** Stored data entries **
□ □ □ □ □

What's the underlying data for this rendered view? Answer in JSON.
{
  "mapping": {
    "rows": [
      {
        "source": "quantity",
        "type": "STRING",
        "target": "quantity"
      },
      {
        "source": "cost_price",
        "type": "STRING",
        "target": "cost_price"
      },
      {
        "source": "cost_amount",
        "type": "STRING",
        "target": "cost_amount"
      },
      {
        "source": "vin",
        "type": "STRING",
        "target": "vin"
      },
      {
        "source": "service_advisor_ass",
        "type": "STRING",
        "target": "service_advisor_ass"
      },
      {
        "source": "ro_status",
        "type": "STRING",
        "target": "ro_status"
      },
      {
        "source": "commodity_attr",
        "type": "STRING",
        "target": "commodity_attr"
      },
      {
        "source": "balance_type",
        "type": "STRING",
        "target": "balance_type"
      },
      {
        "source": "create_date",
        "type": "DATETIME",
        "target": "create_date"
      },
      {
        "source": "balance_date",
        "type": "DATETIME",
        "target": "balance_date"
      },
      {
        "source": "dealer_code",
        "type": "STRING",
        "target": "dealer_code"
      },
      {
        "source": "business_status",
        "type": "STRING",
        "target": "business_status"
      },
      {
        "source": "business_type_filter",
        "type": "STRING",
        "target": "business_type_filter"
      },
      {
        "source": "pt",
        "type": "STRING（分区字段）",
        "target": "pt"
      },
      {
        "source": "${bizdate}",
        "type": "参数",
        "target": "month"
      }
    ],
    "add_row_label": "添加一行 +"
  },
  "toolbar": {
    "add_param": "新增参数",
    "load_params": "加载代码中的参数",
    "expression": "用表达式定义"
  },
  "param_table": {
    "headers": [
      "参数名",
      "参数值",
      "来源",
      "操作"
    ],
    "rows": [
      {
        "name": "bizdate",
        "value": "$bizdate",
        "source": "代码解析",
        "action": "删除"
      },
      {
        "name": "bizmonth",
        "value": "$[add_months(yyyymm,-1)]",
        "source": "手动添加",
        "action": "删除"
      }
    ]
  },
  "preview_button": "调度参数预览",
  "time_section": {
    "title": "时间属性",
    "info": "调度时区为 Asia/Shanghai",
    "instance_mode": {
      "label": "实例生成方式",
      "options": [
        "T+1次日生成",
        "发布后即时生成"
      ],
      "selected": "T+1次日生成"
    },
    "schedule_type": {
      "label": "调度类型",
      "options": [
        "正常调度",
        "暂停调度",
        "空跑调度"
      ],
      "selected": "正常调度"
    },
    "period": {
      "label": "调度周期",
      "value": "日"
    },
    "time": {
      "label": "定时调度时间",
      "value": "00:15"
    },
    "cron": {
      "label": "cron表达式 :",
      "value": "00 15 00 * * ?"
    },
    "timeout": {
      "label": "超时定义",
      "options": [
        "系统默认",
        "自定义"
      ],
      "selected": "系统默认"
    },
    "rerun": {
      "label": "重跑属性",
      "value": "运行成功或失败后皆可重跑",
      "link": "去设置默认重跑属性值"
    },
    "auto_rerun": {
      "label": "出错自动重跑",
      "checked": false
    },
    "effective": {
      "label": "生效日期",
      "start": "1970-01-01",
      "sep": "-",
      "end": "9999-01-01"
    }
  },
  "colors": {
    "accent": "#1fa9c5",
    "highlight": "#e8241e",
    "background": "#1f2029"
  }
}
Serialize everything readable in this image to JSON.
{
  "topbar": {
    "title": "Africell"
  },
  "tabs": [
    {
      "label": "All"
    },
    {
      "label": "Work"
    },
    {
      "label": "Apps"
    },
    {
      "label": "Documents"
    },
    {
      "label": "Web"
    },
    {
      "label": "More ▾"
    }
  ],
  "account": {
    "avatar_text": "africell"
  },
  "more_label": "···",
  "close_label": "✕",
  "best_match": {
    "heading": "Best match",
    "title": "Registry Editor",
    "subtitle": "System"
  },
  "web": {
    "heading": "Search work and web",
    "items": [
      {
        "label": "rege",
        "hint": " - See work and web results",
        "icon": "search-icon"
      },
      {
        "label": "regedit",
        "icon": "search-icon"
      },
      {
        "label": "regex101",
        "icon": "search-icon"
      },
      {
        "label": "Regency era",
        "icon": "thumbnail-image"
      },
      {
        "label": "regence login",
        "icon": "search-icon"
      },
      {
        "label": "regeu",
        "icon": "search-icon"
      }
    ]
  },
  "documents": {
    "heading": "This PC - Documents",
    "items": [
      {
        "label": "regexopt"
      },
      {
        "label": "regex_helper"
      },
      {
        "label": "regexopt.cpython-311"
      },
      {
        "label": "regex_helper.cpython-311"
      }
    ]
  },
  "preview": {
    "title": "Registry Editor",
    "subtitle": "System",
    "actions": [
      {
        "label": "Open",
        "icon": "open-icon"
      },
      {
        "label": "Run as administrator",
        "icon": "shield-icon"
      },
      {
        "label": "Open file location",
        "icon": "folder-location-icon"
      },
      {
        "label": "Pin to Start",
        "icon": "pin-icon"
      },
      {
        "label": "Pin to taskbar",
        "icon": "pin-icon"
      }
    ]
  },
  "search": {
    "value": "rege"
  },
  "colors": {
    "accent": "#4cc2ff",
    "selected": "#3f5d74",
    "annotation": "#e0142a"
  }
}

□ □ □ □ □

** Work to complete **
Copy every record above exactly as it appears.

** Result below **
What's the underlying data for this rendered view? Answer in JSON.
{
  "mapping": {
    "rows": [
      {
        "source": "quantity",
        "type": "STRING",
        "target": "quantity"
      },
      {
        "source": "cost_price",
        "type": "STRING",
        "target": "cost_price"
      },
      {
        "source": "cost_amount",
        "type": "STRING",
        "target": "cost_amount"
      },
      {
        "source": "vin",
        "type": "STRING",
        "target": "vin"
      },
      {
        "source": "service_advisor_ass",
        "type": "STRING",
        "target": "service_advisor_ass"
      },
      {
        "source": "ro_status",
        "type": "STRING",
        "target": "ro_status"
      },
      {
        "source": "commodity_attr",
        "type": "STRING",
        "target": "commodity_attr"
      },
      {
        "source": "balance_type",
        "type": "STRING",
        "target": "balance_type"
      },
      {
        "source": "create_date",
        "type": "DATETIME",
        "target": "create_date"
      },
      {
        "source": "balance_date",
        "type": "DATETIME",
        "target": "balance_date"
      },
      {
        "source": "dealer_code",
        "type": "STRING",
        "target": "dealer_code"
      },
      {
        "source": "business_status",
        "type": "STRING",
        "target": "business_status"
      },
      {
        "source": "business_type_filter",
        "type": "STRING",
        "target": "business_type_filter"
      },
      {
        "source": "pt",
        "type": "STRING（分区字段）",
        "target": "pt"
      },
      {
        "source": "${bizdate}",
        "type": "参数",
        "target": "month"
      }
    ],
    "add_row_label": "添加一行 +"
  },
  "toolbar": {
    "add_param": "新增参数",
    "load_params": "加载代码中的参数",
    "expression": "用表达式定义"
  },
  "param_table": {
    "headers": [
      "参数名",
      "参数值",
      "来源",
      "操作"
    ],
    "rows": [
      {
        "name": "bizdate",
        "value": "$bizdate",
        "source": "代码解析",
        "action": "删除"
      },
      {
        "name": "bizmonth",
        "value": "$[add_months(yyyymm,-1)]",
        "source": "手动添加",
        "action": "删除"
      }
    ]
  },
  "preview_button": "调度参数预览",
  "time_section": {
    "title": "时间属性",
    "info": "调度时区为 Asia/Shanghai",
    "instance_mode": {
      "label": "实例生成方式",
      "options": [
        "T+1次日生成",
        "发布后即时生成"
      ],
      "selected": "T+1次日生成"
    },
    "schedule_type": {
      "label": "调度类型",
      "options": [
        "正常调度",
        "暂停调度",
        "空跑调度"
      ],
      "selected": "正常调度"
    },
    "period": {
      "label": "调度周期",
      "value": "日"
    },
    "time": {
      "label": "定时调度时间",
      "value": "00:15"
    },
    "cron": {
      "label": "cron表达式 :",
      "value": "00 15 00 * * ?"
    },
    "timeout": {
      "label": "超时定义",
      "options": [
        "系统默认",
        "自定义"
      ],
      "selected": "系统默认"
    },
    "rerun": {
      "label": "重跑属性",
      "value": "运行成功或失败后皆可重跑",
      "link": "去设置默认重跑属性值"
    },
    "auto_rerun": {
      "label": "出错自动重跑",
      "checked": false
    },
    "effective": {
      "label": "生效日期",
      "start": "1970-01-01",
      "sep": "-",
      "end": "9999-01-01"
    }
  },
  "colors": {
    "accent": "#1fa9c5",
    "highlight": "#e8241e",
    "background": "#1f2029"
  }
}
Serialize everything readable in this image to JSON.
{
  "topbar": {
    "title": "Africell"
  },
  "tabs": [
    {
      "label": "All"
    },
    {
      "label": "Work"
    },
    {
      "label": "Apps"
    },
    {
      "label": "Documents"
    },
    {
      "label": "Web"
    },
    {
      "label": "More ▾"
    }
  ],
  "account": {
    "avatar_text": "africell"
  },
  "more_label": "···",
  "close_label": "✕",
  "best_match": {
    "heading": "Best match",
    "title": "Registry Editor",
    "subtitle": "System"
  },
  "web": {
    "heading": "Search work and web",
    "items": [
      {
        "label": "rege",
        "hint": " - See work and web results",
        "icon": "search-icon"
      },
      {
        "label": "regedit",
        "icon": "search-icon"
      },
      {
        "label": "regex101",
        "icon": "search-icon"
      },
      {
        "label": "Regency era",
        "icon": "thumbnail-image"
      },
      {
        "label": "regence login",
        "icon": "search-icon"
      },
      {
        "label": "regeu",
        "icon": "search-icon"
      }
    ]
  },
  "documents": {
    "heading": "This PC - Documents",
    "items": [
      {
        "label": "regexopt"
      },
      {
        "label": "regex_helper"
      },
      {
        "label": "regexopt.cpython-311"
      },
      {
        "label": "regex_helper.cpython-311"
      }
    ]
  },
  "preview": {
    "title": "Registry Editor",
    "subtitle": "System",
    "actions": [
      {
        "label": "Open",
        "icon": "open-icon"
      },
      {
        "label": "Run as administrator",
        "icon": "shield-icon"
      },
      {
        "label": "Open file location",
        "icon": "folder-location-icon"
      },
      {
        "label": "Pin to Start",
        "icon": "pin-icon"
      },
      {
        "label": "Pin to taskbar",
        "icon": "pin-icon"
      }
    ]
  },
  "search": {
    "value": "rege"
  },
  "colors": {
    "accent": "#4cc2ff",
    "selected": "#3f5d74",
    "annotation": "#e0142a"
  }
}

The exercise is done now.